╭─ Records supplied

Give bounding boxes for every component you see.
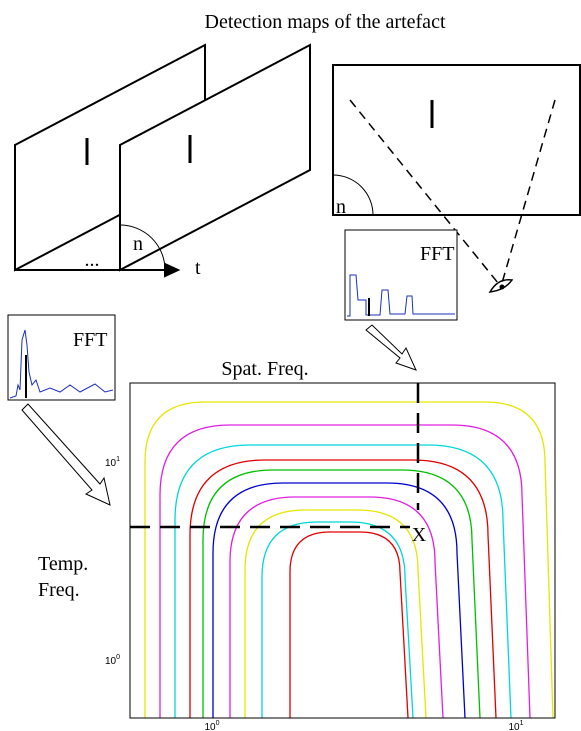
tick-base: 10 <box>508 722 520 731</box>
contours <box>145 402 553 718</box>
contour <box>262 522 413 718</box>
arrow <box>22 404 110 505</box>
time-label: t <box>195 257 201 279</box>
tick-base: 10 <box>105 656 117 667</box>
x-label: Spat. Freq. <box>221 358 308 380</box>
contour <box>213 483 465 718</box>
x-tick-label: 100 <box>204 720 219 731</box>
marker: X <box>412 524 427 546</box>
frames <box>15 45 310 276</box>
frame <box>333 65 580 215</box>
tick-exp: 1 <box>116 456 120 463</box>
ellipsis: ... <box>85 249 100 271</box>
arrow <box>366 325 416 370</box>
contour <box>160 425 530 718</box>
angle-label: n <box>133 233 143 255</box>
x-tick-label: 101 <box>508 720 523 731</box>
y-tick-label: 100 <box>105 654 120 667</box>
tick-exp: 0 <box>216 720 220 727</box>
y-label: Temp. <box>38 553 88 575</box>
title: Detection maps of the artefact <box>205 11 446 33</box>
tick-exp: 0 <box>116 654 120 661</box>
fft-label: FFT <box>73 329 107 351</box>
fft-plot <box>8 315 115 400</box>
tick-base: 10 <box>105 458 117 469</box>
contour <box>175 445 511 718</box>
eye-pupil <box>500 285 504 289</box>
y-label: Freq. <box>38 579 80 601</box>
contour <box>145 402 553 718</box>
time-arrow <box>165 264 178 276</box>
angle-label: n <box>336 196 346 218</box>
contour <box>190 460 496 718</box>
fft-label: FFT <box>420 243 454 265</box>
y-tick-label: 101 <box>105 456 120 469</box>
view-ray <box>502 100 555 283</box>
tick-base: 10 <box>204 722 216 731</box>
page: Detection maps of the artefact ... n t n… <box>0 0 581 731</box>
contour <box>290 532 408 718</box>
tick-exp: 1 <box>520 720 524 727</box>
contour <box>245 510 426 718</box>
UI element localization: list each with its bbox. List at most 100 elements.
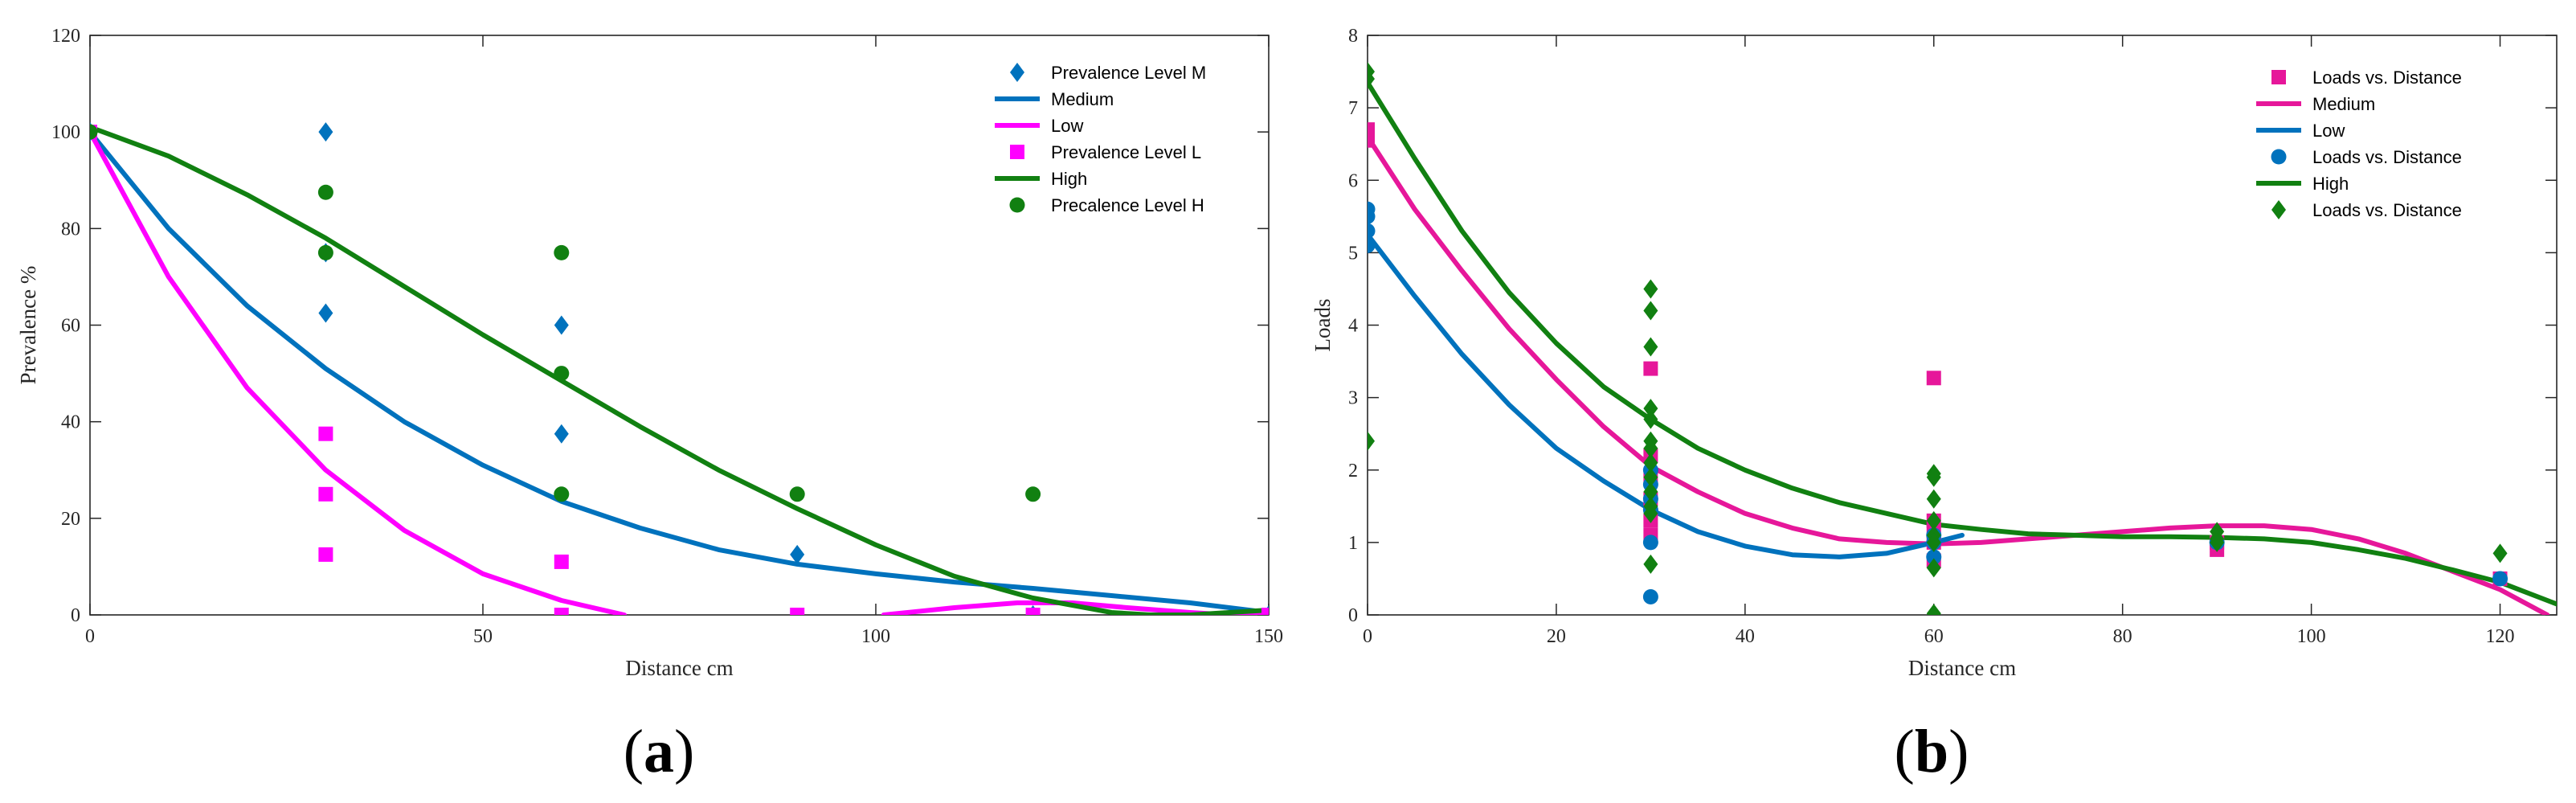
- data-point-circle: [789, 486, 805, 502]
- legend-entry-label: Loads vs. Distance: [2312, 200, 2462, 220]
- data-point-diamond: [1926, 604, 1941, 615]
- legend-entry-label: Medium: [2312, 94, 2375, 114]
- legend-entry-label: High: [2312, 174, 2349, 194]
- data-point-diamond: [1643, 301, 1658, 321]
- series-line-medium: [90, 129, 1269, 615]
- data-point-circle: [317, 244, 333, 260]
- x-tick-label: 0: [1363, 626, 1372, 647]
- data-point-square: [1368, 122, 1375, 137]
- x-tick-label: 50: [473, 626, 493, 647]
- y-tick-label: 5: [1348, 243, 1358, 264]
- data-point-square: [554, 554, 569, 569]
- series-line-medium: [1368, 134, 2550, 615]
- legend-marker-swatch: [1010, 63, 1024, 82]
- legend-entry-label: Low: [2312, 121, 2345, 141]
- chart-panel-b: 0 20 40 60 80 100 120 0 1 2 3 4 5 6 7 8 Distance cm Loads…: [1310, 26, 2558, 785]
- x-tick-label: 20: [1547, 626, 1566, 647]
- y-tick-label: 0: [71, 605, 80, 626]
- x-tick-label: 100: [861, 626, 890, 647]
- data-point-diamond: [1643, 399, 1658, 419]
- data-point-diamond: [1926, 558, 1941, 578]
- x-tick-label: 120: [2486, 626, 2515, 647]
- data-point-diamond: [554, 424, 569, 444]
- y-tick-label: 60: [61, 316, 80, 337]
- data-point-diamond: [1643, 554, 1658, 574]
- data-point-square: [790, 608, 805, 615]
- y-tick-label: 1: [1348, 533, 1358, 554]
- data-point-diamond: [1926, 489, 1941, 509]
- x-tick-label: 0: [85, 626, 95, 647]
- data-point-diamond: [1926, 510, 1941, 531]
- legend-marker-swatch: [1010, 145, 1024, 159]
- series-line-high: [90, 125, 1269, 615]
- data-point-diamond: [1643, 481, 1658, 502]
- y-tick-label: 4: [1348, 316, 1358, 337]
- chart-panel-a: 0 50 100 150 0 20 40 60 80 100 120 Distance cm Preva…: [16, 26, 1283, 785]
- data-point-circle: [554, 244, 570, 260]
- data-point-diamond: [1643, 453, 1658, 473]
- legend-entry-label: Loads vs. Distance: [2312, 68, 2462, 88]
- x-tick-label: 40: [1736, 626, 1755, 647]
- data-point-square: [1261, 608, 1269, 615]
- data-point-circle: [554, 366, 570, 382]
- legend-entry-label: High: [1051, 169, 1087, 189]
- y-tick-label: 7: [1348, 98, 1358, 119]
- data-point-circle: [1025, 486, 1041, 502]
- y-tick-label: 0: [1348, 605, 1358, 626]
- legend-entry-label: Medium: [1051, 89, 1114, 109]
- legend-marker-swatch: [2271, 200, 2286, 219]
- data-point-diamond: [1643, 438, 1658, 458]
- y-tick-label: 120: [51, 26, 80, 47]
- data-point-circle: [1368, 208, 1376, 224]
- data-point-diamond: [1643, 279, 1658, 299]
- data-point-diamond: [1926, 532, 1941, 552]
- y-tick-label: 80: [61, 219, 80, 240]
- data-point-square: [318, 486, 333, 502]
- legend-marker-swatch: [2271, 149, 2287, 165]
- data-point-diamond: [2210, 532, 2225, 552]
- data-point-circle: [1926, 549, 1942, 565]
- data-point-diamond: [1926, 467, 1941, 487]
- legend-marker-swatch: [1009, 197, 1025, 213]
- y-axis-label: Prevalence %: [16, 266, 40, 385]
- data-point-diamond: [554, 315, 569, 335]
- data-point-diamond: [1643, 409, 1658, 429]
- panel-label: (a): [624, 718, 695, 785]
- plot-area: [90, 122, 1269, 615]
- y-tick-label: 20: [61, 509, 80, 530]
- data-point-diamond: [318, 122, 333, 142]
- data-point-square: [318, 426, 333, 441]
- x-tick-label: 60: [1924, 626, 1944, 647]
- data-point-square: [1926, 371, 1941, 386]
- data-point-square: [1368, 133, 1375, 148]
- data-point-diamond: [1643, 503, 1658, 523]
- plot-area: [1368, 62, 2557, 615]
- x-axis-label: Distance cm: [625, 656, 733, 680]
- y-tick-label: 100: [51, 122, 80, 143]
- y-tick-label: 3: [1348, 388, 1358, 409]
- y-tick-label: 2: [1348, 461, 1358, 481]
- x-axis-label: Distance cm: [1908, 656, 2016, 680]
- data-point-circle: [1642, 588, 1658, 604]
- panel-label: (b): [1895, 718, 1969, 785]
- data-point-circle: [1642, 535, 1658, 551]
- data-point-circle: [317, 184, 333, 200]
- x-tick-label: 150: [1254, 626, 1283, 647]
- series-line-low: [90, 129, 627, 615]
- series-line-low: [1368, 231, 1965, 559]
- x-tick-label: 80: [2113, 626, 2132, 647]
- data-point-circle: [2492, 571, 2509, 587]
- x-tick-label: 100: [2297, 626, 2326, 647]
- y-tick-label: 8: [1348, 26, 1358, 47]
- data-point-circle: [554, 486, 570, 502]
- data-point-diamond: [2492, 543, 2508, 563]
- legend-entry-label: Prevalence Level M: [1051, 63, 1206, 83]
- legend-marker-swatch: [2271, 70, 2286, 84]
- y-axis-label: Loads: [1310, 299, 1335, 352]
- plot-frame: [89, 35, 1270, 616]
- data-point-diamond: [1368, 431, 1375, 451]
- y-tick-label: 6: [1348, 170, 1358, 191]
- legend-entry-label: Precalence Level H: [1051, 195, 1204, 215]
- data-point-diamond: [790, 544, 805, 564]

╰─

--- What is needed ---
Reproduce the items above with every "Detection maps" switched to "Visibility maps" and everything else unchanged. Leave out the pictures.

--- Final answer ---
Give bounding boxes for every component you see.
tick-base: 10 <box>508 722 520 731</box>
contours <box>145 402 553 718</box>
contour <box>262 522 413 718</box>
arrow <box>22 404 110 505</box>
time-label: t <box>195 257 201 279</box>
tick-base: 10 <box>105 656 117 667</box>
x-label: Spat. Freq. <box>221 358 308 380</box>
contour <box>213 483 465 718</box>
x-tick-label: 100 <box>204 720 219 731</box>
marker: X <box>412 524 427 546</box>
frames <box>15 45 310 276</box>
frame <box>333 65 580 215</box>
tick-exp: 1 <box>116 456 120 463</box>
ellipsis: ... <box>85 249 100 271</box>
arrow <box>366 325 416 370</box>
contour <box>160 425 530 718</box>
angle-label: n <box>133 233 143 255</box>
x-tick-label: 101 <box>508 720 523 731</box>
y-tick-label: 100 <box>105 654 120 667</box>
tick-exp: 0 <box>216 720 220 727</box>
y-label: Temp. <box>38 553 88 575</box>
title: Visibility maps of the artefact <box>205 11 446 33</box>
tick-exp: 0 <box>116 654 120 661</box>
fft-label: FFT <box>73 329 107 351</box>
fft-plot <box>8 315 115 400</box>
tick-base: 10 <box>105 458 117 469</box>
contour <box>175 445 511 718</box>
eye-pupil <box>500 285 504 289</box>
y-label: Freq. <box>38 579 80 601</box>
contour <box>145 402 553 718</box>
time-arrow <box>165 264 178 276</box>
angle-label: n <box>336 196 346 218</box>
contour <box>190 460 496 718</box>
fft-label: FFT <box>420 243 454 265</box>
y-tick-label: 101 <box>105 456 120 469</box>
view-ray <box>502 100 555 283</box>
tick-base: 10 <box>204 722 216 731</box>
page: Visibility maps of the artefact ... n t n… <box>0 0 581 731</box>
contour <box>290 532 408 718</box>
tick-exp: 1 <box>520 720 524 727</box>
contour <box>245 510 426 718</box>
UI element localization: list each with its bbox. List at most 100 elements.
- data-point-circle: [789, 486, 805, 502]
- legend-entry-label: Loads vs. Distance: [2312, 200, 2462, 220]
- data-point-diamond: [1926, 604, 1941, 615]
- legend-entry-label: Medium: [2312, 94, 2375, 114]
- legend-entry-label: High: [2312, 174, 2349, 194]
- data-point-diamond: [1643, 301, 1658, 321]
- series-line-medium: [90, 129, 1269, 615]
- data-point-circle: [317, 244, 333, 260]
- x-tick-label: 0: [1363, 626, 1372, 647]
- data-point-square: [1368, 122, 1375, 137]
- x-tick-label: 50: [473, 626, 493, 647]
- y-tick-label: 5: [1348, 243, 1358, 264]
- data-point-square: [554, 554, 569, 569]
- series-line-medium: [1368, 134, 2550, 615]
- legend-marker-swatch: [1010, 63, 1024, 82]
- legend-entry-label: Low: [2312, 121, 2345, 141]
- chart-panel-b: 0 20 40 60 80 100 120 0 1 2 3 4 5 6 7 8 Distance cm Loads…: [1310, 26, 2558, 785]
- x-tick-label: 20: [1547, 626, 1566, 647]
- y-tick-label: 0: [71, 605, 80, 626]
- x-tick-label: 100: [861, 626, 890, 647]
- data-point-diamond: [1643, 399, 1658, 419]
- data-point-diamond: [1926, 558, 1941, 578]
- x-tick-label: 120: [2486, 626, 2515, 647]
- data-point-diamond: [554, 424, 569, 444]
- y-tick-label: 60: [61, 316, 80, 337]
- data-point-diamond: [1643, 554, 1658, 574]
- data-point-square: [790, 608, 805, 615]
- y-tick-label: 1: [1348, 533, 1358, 554]
- data-point-diamond: [1926, 489, 1941, 509]
- x-tick-label: 0: [85, 626, 95, 647]
- data-point-diamond: [1926, 510, 1941, 531]
- legend-marker-swatch: [1010, 145, 1024, 159]
- series-line-high: [90, 125, 1269, 615]
- data-point-diamond: [1643, 481, 1658, 502]
- y-tick-label: 4: [1348, 316, 1358, 337]
- chart-panel-a: 0 50 100 150 0 20 40 60 80 100 120 Distance cm Preva…: [16, 26, 1283, 785]
- data-point-circle: [554, 244, 570, 260]
- data-point-diamond: [1643, 453, 1658, 473]
- legend-entry-label: Loads vs. Distance: [2312, 68, 2462, 88]
- x-tick-label: 40: [1736, 626, 1755, 647]
- data-point-square: [1261, 608, 1269, 615]
- data-point-circle: [554, 366, 570, 382]
- legend-entry-label: High: [1051, 169, 1087, 189]
- y-tick-label: 7: [1348, 98, 1358, 119]
- data-point-circle: [1025, 486, 1041, 502]
- y-tick-label: 0: [1348, 605, 1358, 626]
- legend-entry-label: Medium: [1051, 89, 1114, 109]
- legend-marker-swatch: [2271, 200, 2286, 219]
- data-point-diamond: [1643, 438, 1658, 458]
- y-tick-label: 120: [51, 26, 80, 47]
- data-point-circle: [1368, 208, 1376, 224]
- data-point-diamond: [1643, 279, 1658, 299]
- data-point-diamond: [1926, 532, 1941, 552]
- y-tick-label: 80: [61, 219, 80, 240]
- data-point-square: [318, 486, 333, 502]
- legend-marker-swatch: [2271, 149, 2287, 165]
- data-point-diamond: [2210, 532, 2225, 552]
- data-point-circle: [1926, 549, 1942, 565]
- data-point-diamond: [1926, 467, 1941, 487]
- legend-marker-swatch: [1009, 197, 1025, 213]
- y-axis-label: Prevalence %: [16, 266, 40, 385]
- data-point-diamond: [554, 315, 569, 335]
- data-point-diamond: [1643, 409, 1658, 429]
- panel-label: (a): [624, 718, 695, 785]
- plot-area: [90, 122, 1269, 615]
- y-tick-label: 20: [61, 509, 80, 530]
- data-point-diamond: [318, 122, 333, 142]
- data-point-square: [318, 426, 333, 441]
- x-tick-label: 60: [1924, 626, 1944, 647]
- data-point-square: [1926, 371, 1941, 386]
- data-point-square: [1368, 133, 1375, 148]
- data-point-diamond: [1643, 503, 1658, 523]
- plot-area: [1368, 62, 2557, 615]
- x-axis-label: Distance cm: [625, 656, 733, 680]
- y-tick-label: 100: [51, 122, 80, 143]
- y-tick-label: 3: [1348, 388, 1358, 409]
- y-tick-label: 2: [1348, 461, 1358, 481]
- x-axis-label: Distance cm: [1908, 656, 2016, 680]
- data-point-circle: [1642, 588, 1658, 604]
- panel-label: (b): [1895, 718, 1969, 785]
- data-point-circle: [1642, 535, 1658, 551]
- data-point-circle: [317, 184, 333, 200]
- x-tick-label: 150: [1254, 626, 1283, 647]
- series-line-low: [90, 129, 627, 615]
- series-line-low: [1368, 231, 1965, 559]
- x-tick-label: 80: [2113, 626, 2132, 647]
- data-point-circle: [2492, 571, 2509, 587]
- x-tick-label: 100: [2297, 626, 2326, 647]
- y-tick-label: 8: [1348, 26, 1358, 47]
- data-point-circle: [554, 486, 570, 502]
- data-point-diamond: [2492, 543, 2508, 563]
- legend-entry-label: Prevalence Level M: [1051, 63, 1206, 83]
- legend-marker-swatch: [2271, 70, 2286, 84]
- y-axis-label: Loads: [1310, 299, 1335, 352]
- plot-frame: [89, 35, 1270, 616]
- data-point-diamond: [1368, 431, 1375, 451]
- y-tick-label: 6: [1348, 170, 1358, 191]
- legend-entry-label: Precalence Level H: [1051, 195, 1204, 215]
- data-point-diamond: [790, 544, 805, 564]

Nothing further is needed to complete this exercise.